Records from a dataset
* BEGIN *
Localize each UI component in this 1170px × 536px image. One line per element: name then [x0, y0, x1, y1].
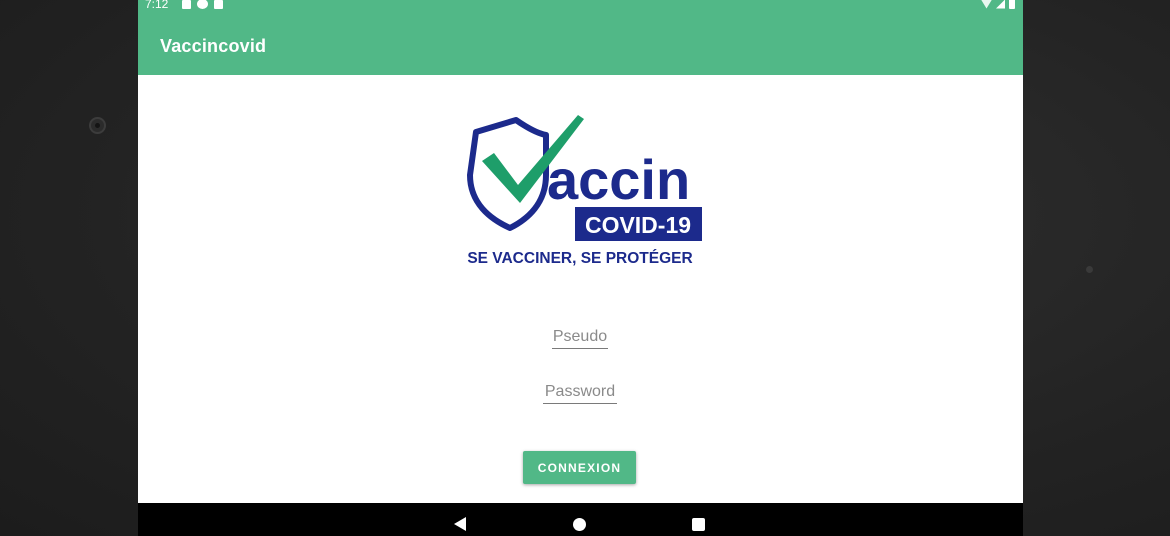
- a-notification-icon: [182, 0, 191, 9]
- front-camera: [89, 117, 106, 134]
- status-left-icons: [182, 0, 223, 9]
- pseudo-input[interactable]: Pseudo: [552, 328, 608, 349]
- status-bar: 7:12: [138, 0, 1023, 12]
- screen: 7:12 Vaccincovid accin COVID-19 SE VACCI…: [138, 0, 1023, 536]
- connexion-button[interactable]: CONNEXION: [523, 451, 636, 484]
- recents-icon[interactable]: [692, 518, 705, 531]
- wifi-icon: [981, 0, 992, 9]
- device-frame: 7:12 Vaccincovid accin COVID-19 SE VACCI…: [0, 0, 1170, 536]
- login-content: accin COVID-19 SE VACCINER, SE PROTÉGER …: [138, 75, 1023, 503]
- password-input[interactable]: Password: [543, 383, 617, 404]
- app-title: Vaccincovid: [160, 36, 267, 56]
- vaccin-covid-logo: accin COVID-19 SE VACCINER, SE PROTÉGER: [467, 115, 702, 267]
- logo-tagline: SE VACCINER, SE PROTÉGER: [467, 250, 692, 267]
- back-icon[interactable]: [454, 517, 466, 531]
- app-bar: Vaccincovid: [138, 12, 1023, 75]
- status-time: 7:12: [145, 0, 169, 11]
- logo-badge-text: COVID-19: [585, 212, 691, 238]
- logo-word: accin: [547, 148, 690, 211]
- battery-icon: [1009, 0, 1015, 9]
- sd-card-icon: [214, 0, 223, 9]
- sensor-dot: [1086, 266, 1093, 273]
- navigation-bar: [138, 503, 1023, 536]
- signal-icon: [996, 0, 1005, 9]
- status-right-icons: [981, 0, 1015, 9]
- p-notification-icon: [197, 0, 208, 9]
- home-icon[interactable]: [573, 518, 586, 531]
* END *
BRIEF
Rewrite all of the records above, replacing "Localize" with "Locate" and keeping everything else unchanged. Leave the pictures out of your answer.

ANSWER TO THE TASK
Locate each UI component in this 1170px × 536px image. One line per element: name then [x0, y0, x1, y1].
- a-notification-icon: [182, 0, 191, 9]
- front-camera: [89, 117, 106, 134]
- status-left-icons: [182, 0, 223, 9]
- pseudo-input[interactable]: Pseudo: [552, 328, 608, 349]
- status-bar: 7:12: [138, 0, 1023, 12]
- screen: 7:12 Vaccincovid accin COVID-19 SE VACCI…: [138, 0, 1023, 536]
- connexion-button[interactable]: CONNEXION: [523, 451, 636, 484]
- recents-icon[interactable]: [692, 518, 705, 531]
- wifi-icon: [981, 0, 992, 9]
- device-frame: 7:12 Vaccincovid accin COVID-19 SE VACCI…: [0, 0, 1170, 536]
- login-content: accin COVID-19 SE VACCINER, SE PROTÉGER …: [138, 75, 1023, 503]
- password-input[interactable]: Password: [543, 383, 617, 404]
- app-title: Vaccincovid: [160, 36, 267, 56]
- vaccin-covid-logo: accin COVID-19 SE VACCINER, SE PROTÉGER: [467, 115, 702, 267]
- logo-tagline: SE VACCINER, SE PROTÉGER: [467, 250, 692, 267]
- back-icon[interactable]: [454, 517, 466, 531]
- app-bar: Vaccincovid: [138, 12, 1023, 75]
- status-time: 7:12: [145, 0, 169, 11]
- logo-badge-text: COVID-19: [585, 212, 691, 238]
- logo-word: accin: [547, 148, 690, 211]
- battery-icon: [1009, 0, 1015, 9]
- sd-card-icon: [214, 0, 223, 9]
- sensor-dot: [1086, 266, 1093, 273]
- navigation-bar: [138, 503, 1023, 536]
- signal-icon: [996, 0, 1005, 9]
- status-right-icons: [981, 0, 1015, 9]
- p-notification-icon: [197, 0, 208, 9]
- home-icon[interactable]: [573, 518, 586, 531]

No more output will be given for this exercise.